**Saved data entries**

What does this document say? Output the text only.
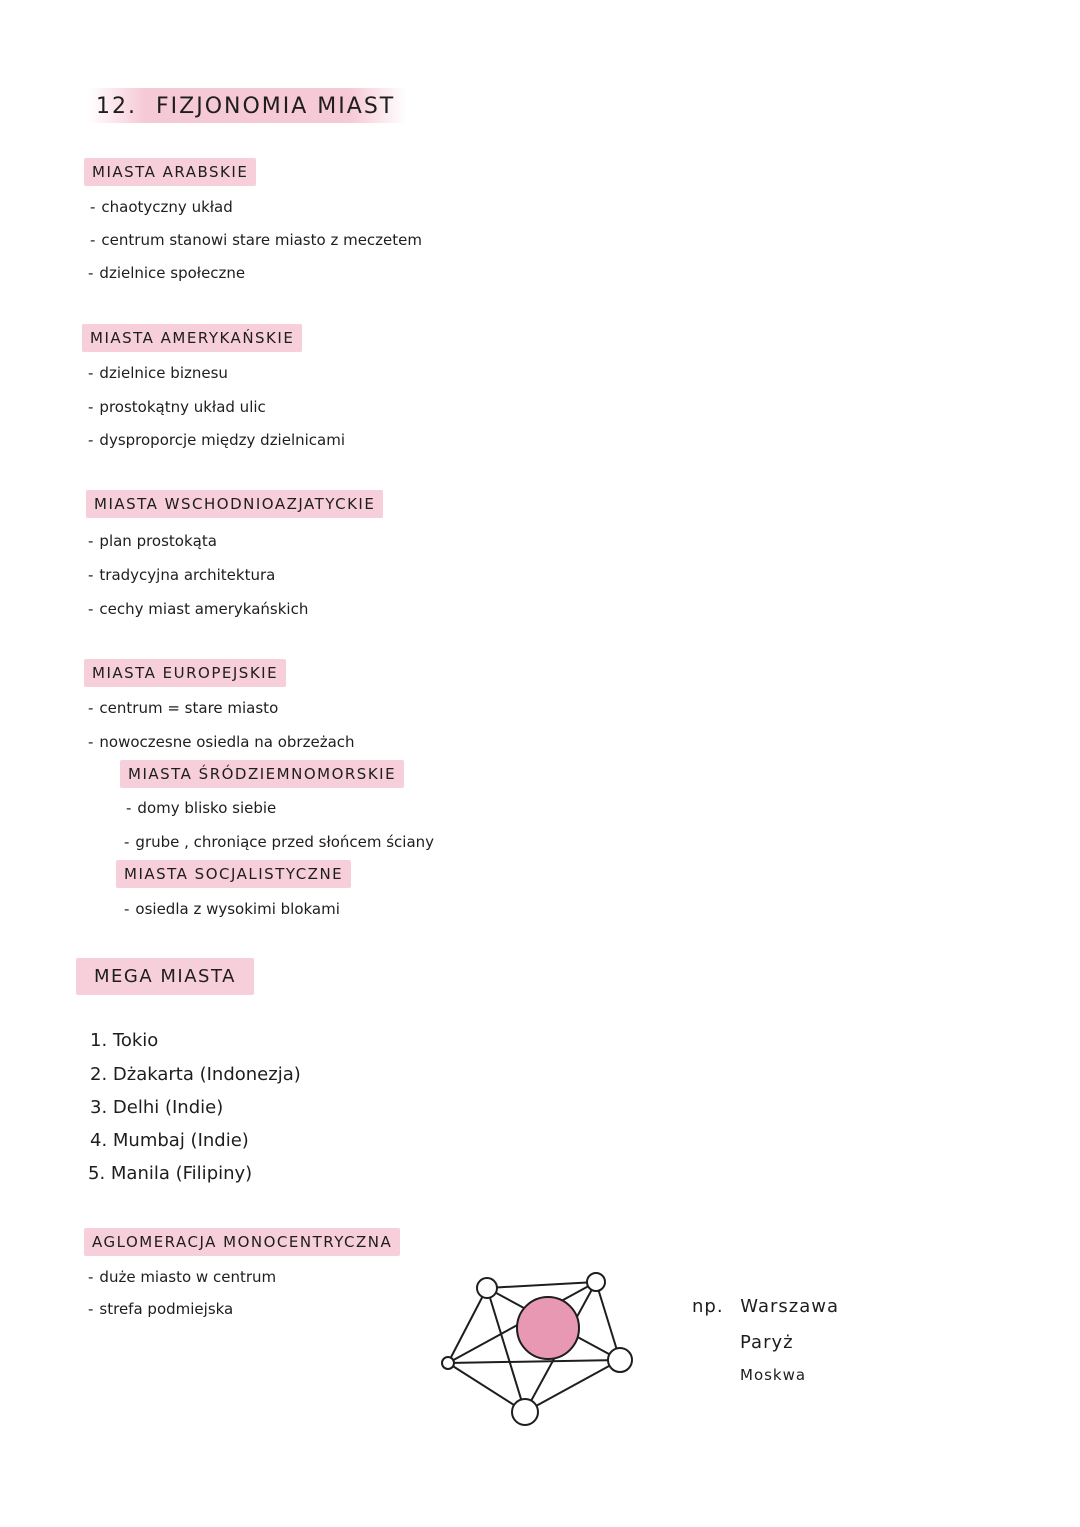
12. FIZJONOMIA MIAST
MIASTA ARABSKIE
- chaotyczny układ
- centrum stanowi stare miasto z meczetem
- dzielnice społeczne
MIASTA AMERYKAŃSKIE
- dzielnice biznesu
- prostokątny układ ulic
- dysproporcje między dzielnicami
MIASTA WSCHODNIOAZJATYCKIE
- plan prostokąta
- tradycyjna architektura
- cechy miast amerykańskich
MIASTA EUROPEJSKIE
- centrum = stare miasto
- nowoczesne osiedla na obrzeżach
MIASTA ŚRÓDZIEMNOMORSKIE
- domy blisko siebie
- grube , chroniące przed słońcem ściany
MIASTA SOCJALISTYCZNE
- osiedla z wysokimi blokami
MEGA MIASTA
1. Tokio
2. Dżakarta (Indonezja)
3. Delhi (Indie)
4. Mumbaj (Indie)
5. Manila (Filipiny)
AGLOMERACJA MONOCENTRYCZNA
- duże miasto w centrum
- strefa podmiejska	np. Warszawa
Paryż
Moskwa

**What is asked**
All of the entries above should be duplicated exactly, except for the pictures.

**Solution to the exercise**
What does this document say? Output the text only.
12. FIZJONOMIA MIAST
MIASTA ARABSKIE
- chaotyczny układ
- centrum stanowi stare miasto z meczetem
- dzielnice społeczne
MIASTA AMERYKAŃSKIE
- dzielnice biznesu
- prostokątny układ ulic
- dysproporcje między dzielnicami
MIASTA WSCHODNIOAZJATYCKIE
- plan prostokąta
- tradycyjna architektura
- cechy miast amerykańskich
MIASTA EUROPEJSKIE
- centrum = stare miasto
- nowoczesne osiedla na obrzeżach
MIASTA ŚRÓDZIEMNOMORSKIE
- domy blisko siebie
- grube , chroniące przed słońcem ściany
MIASTA SOCJALISTYCZNE
- osiedla z wysokimi blokami
MEGA MIASTA
1. Tokio
2. Dżakarta (Indonezja)
3. Delhi (Indie)
4. Mumbaj (Indie)
5. Manila (Filipiny)
AGLOMERACJA MONOCENTRYCZNA
- duże miasto w centrum
- strefa podmiejska	np. Warszawa
Paryż
Moskwa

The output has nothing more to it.